(Written task): Write the data out again exactly, with no pictures.

** START Source records **

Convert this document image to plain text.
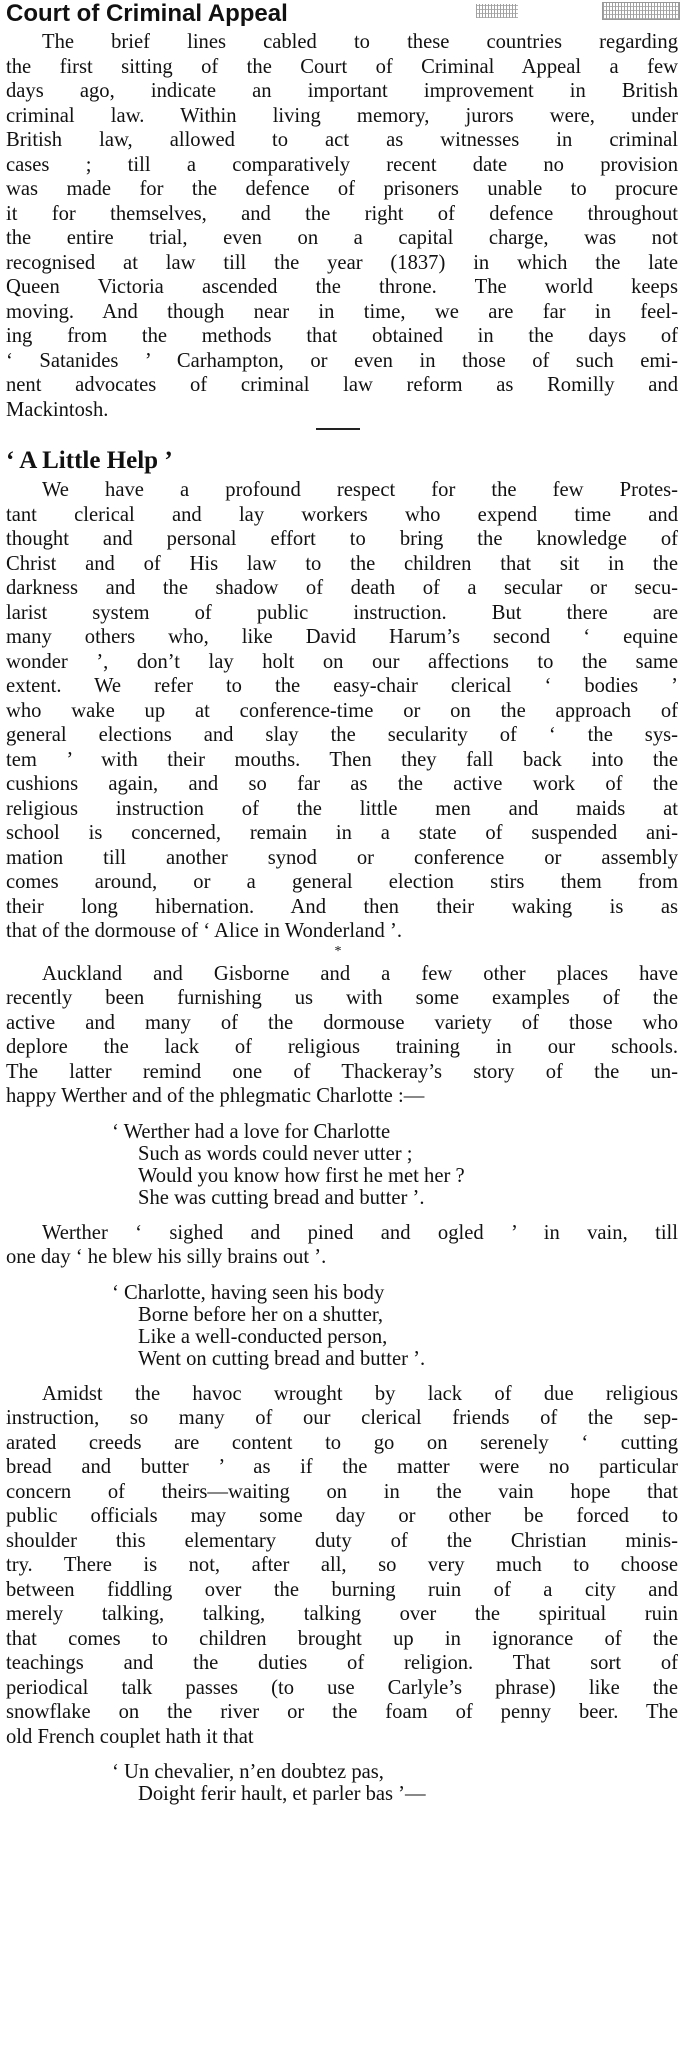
Court of Criminal Appeal
The brief lines cabled to these countries regarding
the first sitting of the Court of Criminal Appeal a few
days ago, indicate an important improvement in British
criminal law. Within living memory, jurors were, under
British law, allowed to act as witnesses in criminal
cases ; till a comparatively recent date no provision
was made for the defence of prisoners unable to procure
it for themselves, and the right of defence throughout
the entire trial, even on a capital charge, was not
recognised at law till the year (1837) in which the late
Queen Victoria ascended the throne. The world keeps
moving. And though near in time, we are far in feel-
ing from the methods that obtained in the days of
‘ Satanides ’ Carhampton, or even in those of such emi-
nent advocates of criminal law reform as Romilly and
Mackintosh.
‘ A Little Help ’
We have a profound respect for the few Protes-
tant clerical and lay workers who expend time and
thought and personal effort to bring the knowledge of
Christ and of His law to the children that sit in the
darkness and the shadow of death of a secular or secu-
larist system of public instruction. But there are
many others who, like David Harum’s second ‘ equine
wonder ’, don’t lay holt on our affections to the same
extent. We refer to the easy-chair clerical ‘ bodies ’
who wake up at conference-time or on the approach of
general elections and slay the secularity of ‘ the sys-
tem ’ with their mouths. Then they fall back into the
cushions again, and so far as the active work of the
religious instruction of the little men and maids at
school is concerned, remain in a state of suspended ani-
mation till another synod or conference or assembly
comes around, or a general election stirs them from
their long hibernation. And then their waking is as
that of the dormouse of ‘ Alice in Wonderland ’.
*
Auckland and Gisborne and a few other places have
recently been furnishing us with some examples of the
active and many of the dormouse variety of those who
deplore the lack of religious training in our schools.
The latter remind one of Thackeray’s story of the un-
happy Werther and of the phlegmatic Charlotte :—
‘ Werther had a love for Charlotte
Such as words could never utter ;
Would you know how first he met her ?
She was cutting bread and butter ’.
Werther ‘ sighed and pined and ogled ’ in vain, till
one day ‘ he blew his silly brains out ’.
‘ Charlotte, having seen his body
Borne before her on a shutter,
Like a well-conducted person,
Went on cutting bread and butter ’.
Amidst the havoc wrought by lack of due religious
instruction, so many of our clerical friends of the sep-
arated creeds are content to go on serenely ‘ cutting
bread and butter ’ as if the matter were no particular
concern of theirs—waiting on in the vain hope that
public officials may some day or other be forced to
shoulder this elementary duty of the Christian minis-
try. There is not, after all, so very much to choose
between fiddling over the burning ruin of a city and
merely talking, talking, talking over the spiritual ruin
that comes to children brought up in ignorance of the
teachings and the duties of religion. That sort of
periodical talk passes (to use Carlyle’s phrase) like the
snowflake on the river or the foam of penny beer. The
old French couplet hath it that
‘ Un chevalier, n’en doubtez pas,
Doight ferir hault, et parler bas ’—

** END Source records **

(Exercise output):
Convert this document image to plain text.
Court of Criminal Appeal
The brief lines cabled to these countries regarding
the first sitting of the Court of Criminal Appeal a few
days ago, indicate an important improvement in British
criminal law. Within living memory, jurors were, under
British law, allowed to act as witnesses in criminal
cases ; till a comparatively recent date no provision
was made for the defence of prisoners unable to procure
it for themselves, and the right of defence throughout
the entire trial, even on a capital charge, was not
recognised at law till the year (1837) in which the late
Queen Victoria ascended the throne. The world keeps
moving. And though near in time, we are far in feel-
ing from the methods that obtained in the days of
‘ Satanides ’ Carhampton, or even in those of such emi-
nent advocates of criminal law reform as Romilly and
Mackintosh.
‘ A Little Help ’
We have a profound respect for the few Protes-
tant clerical and lay workers who expend time and
thought and personal effort to bring the knowledge of
Christ and of His law to the children that sit in the
darkness and the shadow of death of a secular or secu-
larist system of public instruction. But there are
many others who, like David Harum’s second ‘ equine
wonder ’, don’t lay holt on our affections to the same
extent. We refer to the easy-chair clerical ‘ bodies ’
who wake up at conference-time or on the approach of
general elections and slay the secularity of ‘ the sys-
tem ’ with their mouths. Then they fall back into the
cushions again, and so far as the active work of the
religious instruction of the little men and maids at
school is concerned, remain in a state of suspended ani-
mation till another synod or conference or assembly
comes around, or a general election stirs them from
their long hibernation. And then their waking is as
that of the dormouse of ‘ Alice in Wonderland ’.
*
Auckland and Gisborne and a few other places have
recently been furnishing us with some examples of the
active and many of the dormouse variety of those who
deplore the lack of religious training in our schools.
The latter remind one of Thackeray’s story of the un-
happy Werther and of the phlegmatic Charlotte :—
‘ Werther had a love for Charlotte
Such as words could never utter ;
Would you know how first he met her ?
She was cutting bread and butter ’.
Werther ‘ sighed and pined and ogled ’ in vain, till
one day ‘ he blew his silly brains out ’.
‘ Charlotte, having seen his body
Borne before her on a shutter,
Like a well-conducted person,
Went on cutting bread and butter ’.
Amidst the havoc wrought by lack of due religious
instruction, so many of our clerical friends of the sep-
arated creeds are content to go on serenely ‘ cutting
bread and butter ’ as if the matter were no particular
concern of theirs—waiting on in the vain hope that
public officials may some day or other be forced to
shoulder this elementary duty of the Christian minis-
try. There is not, after all, so very much to choose
between fiddling over the burning ruin of a city and
merely talking, talking, talking over the spiritual ruin
that comes to children brought up in ignorance of the
teachings and the duties of religion. That sort of
periodical talk passes (to use Carlyle’s phrase) like the
snowflake on the river or the foam of penny beer. The
old French couplet hath it that
‘ Un chevalier, n’en doubtez pas,
Doight ferir hault, et parler bas ’—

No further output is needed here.